TASK STATEMENT: Print all of the data exactly as written.

──────── INFORMATION SHOWN ────────

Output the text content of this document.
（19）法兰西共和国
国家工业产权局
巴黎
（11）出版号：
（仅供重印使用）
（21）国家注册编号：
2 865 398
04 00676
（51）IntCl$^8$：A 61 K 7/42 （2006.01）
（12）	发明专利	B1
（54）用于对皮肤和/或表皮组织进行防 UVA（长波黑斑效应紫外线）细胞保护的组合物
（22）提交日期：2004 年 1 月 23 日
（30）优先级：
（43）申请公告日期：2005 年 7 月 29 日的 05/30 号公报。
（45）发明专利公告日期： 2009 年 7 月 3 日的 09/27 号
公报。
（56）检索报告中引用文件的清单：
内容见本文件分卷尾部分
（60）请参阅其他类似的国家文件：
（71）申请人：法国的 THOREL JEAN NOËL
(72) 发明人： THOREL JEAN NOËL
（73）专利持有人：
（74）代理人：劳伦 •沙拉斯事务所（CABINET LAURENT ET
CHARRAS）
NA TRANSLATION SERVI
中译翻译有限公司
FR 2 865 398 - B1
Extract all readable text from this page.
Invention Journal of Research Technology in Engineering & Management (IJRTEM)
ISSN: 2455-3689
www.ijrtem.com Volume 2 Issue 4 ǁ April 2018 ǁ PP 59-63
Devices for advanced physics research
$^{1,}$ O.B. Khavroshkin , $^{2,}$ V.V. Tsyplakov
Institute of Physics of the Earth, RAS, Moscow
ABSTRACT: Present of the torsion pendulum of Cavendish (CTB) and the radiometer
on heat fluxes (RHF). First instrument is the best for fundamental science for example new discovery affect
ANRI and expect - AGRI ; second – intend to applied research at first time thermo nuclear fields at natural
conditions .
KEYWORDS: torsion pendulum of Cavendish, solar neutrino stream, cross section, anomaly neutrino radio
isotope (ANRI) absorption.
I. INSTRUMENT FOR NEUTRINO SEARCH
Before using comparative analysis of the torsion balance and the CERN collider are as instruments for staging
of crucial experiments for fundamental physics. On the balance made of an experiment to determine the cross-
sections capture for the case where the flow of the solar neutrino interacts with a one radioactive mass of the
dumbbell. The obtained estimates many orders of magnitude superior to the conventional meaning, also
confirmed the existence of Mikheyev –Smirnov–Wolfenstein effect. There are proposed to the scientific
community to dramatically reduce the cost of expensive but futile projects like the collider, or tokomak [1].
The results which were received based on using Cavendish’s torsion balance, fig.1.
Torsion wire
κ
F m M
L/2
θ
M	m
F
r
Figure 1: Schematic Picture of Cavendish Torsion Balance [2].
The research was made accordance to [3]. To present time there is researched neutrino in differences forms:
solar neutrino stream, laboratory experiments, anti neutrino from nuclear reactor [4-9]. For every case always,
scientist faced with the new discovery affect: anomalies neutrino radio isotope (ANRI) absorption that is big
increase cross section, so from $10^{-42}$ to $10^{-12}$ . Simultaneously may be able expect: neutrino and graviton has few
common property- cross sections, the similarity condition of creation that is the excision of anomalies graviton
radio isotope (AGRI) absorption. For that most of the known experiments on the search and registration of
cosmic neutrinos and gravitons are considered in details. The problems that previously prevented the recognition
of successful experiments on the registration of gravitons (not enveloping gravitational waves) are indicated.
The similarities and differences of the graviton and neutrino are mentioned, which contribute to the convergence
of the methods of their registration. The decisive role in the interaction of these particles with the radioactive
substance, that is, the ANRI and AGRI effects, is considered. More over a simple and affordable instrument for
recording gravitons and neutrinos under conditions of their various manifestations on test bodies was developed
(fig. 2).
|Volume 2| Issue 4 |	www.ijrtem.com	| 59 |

────────

ANSWER IN FULL:
Output the text content of this document.
（19）法兰西共和国
国家工业产权局
巴黎
（11）出版号：
（仅供重印使用）
（21）国家注册编号：
2 865 398
04 00676
（51）IntCl$^8$：A 61 K 7/42 （2006.01）
（12）	发明专利	B1
（54）用于对皮肤和/或表皮组织进行防 UVA（长波黑斑效应紫外线）细胞保护的组合物
（22）提交日期：2004 年 1 月 23 日
（30）优先级：
（43）申请公告日期：2005 年 7 月 29 日的 05/30 号公报。
（45）发明专利公告日期： 2009 年 7 月 3 日的 09/27 号
公报。
（56）检索报告中引用文件的清单：
内容见本文件分卷尾部分
（60）请参阅其他类似的国家文件：
（71）申请人：法国的 THOREL JEAN NOËL
(72) 发明人： THOREL JEAN NOËL
（73）专利持有人：
（74）代理人：劳伦 •沙拉斯事务所（CABINET LAURENT ET
CHARRAS）
NA TRANSLATION SERVI
中译翻译有限公司
FR 2 865 398 - B1
Extract all readable text from this page.
Invention Journal of Research Technology in Engineering & Management (IJRTEM)
ISSN: 2455-3689
www.ijrtem.com Volume 2 Issue 4 ǁ April 2018 ǁ PP 59-63
Devices for advanced physics research
$^{1,}$ O.B. Khavroshkin , $^{2,}$ V.V. Tsyplakov
Institute of Physics of the Earth, RAS, Moscow
ABSTRACT: Present of the torsion pendulum of Cavendish (CTB) and the radiometer
on heat fluxes (RHF). First instrument is the best for fundamental science for example new discovery affect
ANRI and expect - AGRI ; second – intend to applied research at first time thermo nuclear fields at natural
conditions .
KEYWORDS: torsion pendulum of Cavendish, solar neutrino stream, cross section, anomaly neutrino radio
isotope (ANRI) absorption.
I. INSTRUMENT FOR NEUTRINO SEARCH
Before using comparative analysis of the torsion balance and the CERN collider are as instruments for staging
of crucial experiments for fundamental physics. On the balance made of an experiment to determine the cross-
sections capture for the case where the flow of the solar neutrino interacts with a one radioactive mass of the
dumbbell. The obtained estimates many orders of magnitude superior to the conventional meaning, also
confirmed the existence of Mikheyev –Smirnov–Wolfenstein effect. There are proposed to the scientific
community to dramatically reduce the cost of expensive but futile projects like the collider, or tokomak [1].
The results which were received based on using Cavendish’s torsion balance, fig.1.
Torsion wire
κ
F m M
L/2
θ
M	m
F
r
Figure 1: Schematic Picture of Cavendish Torsion Balance [2].
The research was made accordance to [3]. To present time there is researched neutrino in differences forms:
solar neutrino stream, laboratory experiments, anti neutrino from nuclear reactor [4-9]. For every case always,
scientist faced with the new discovery affect: anomalies neutrino radio isotope (ANRI) absorption that is big
increase cross section, so from $10^{-42}$ to $10^{-12}$ . Simultaneously may be able expect: neutrino and graviton has few
common property- cross sections, the similarity condition of creation that is the excision of anomalies graviton
radio isotope (AGRI) absorption. For that most of the known experiments on the search and registration of
cosmic neutrinos and gravitons are considered in details. The problems that previously prevented the recognition
of successful experiments on the registration of gravitons (not enveloping gravitational waves) are indicated.
The similarities and differences of the graviton and neutrino are mentioned, which contribute to the convergence
of the methods of their registration. The decisive role in the interaction of these particles with the radioactive
substance, that is, the ANRI and AGRI effects, is considered. More over a simple and affordable instrument for
recording gravitons and neutrinos under conditions of their various manifestations on test bodies was developed
(fig. 2).
|Volume 2| Issue 4 |	www.ijrtem.com	| 59 |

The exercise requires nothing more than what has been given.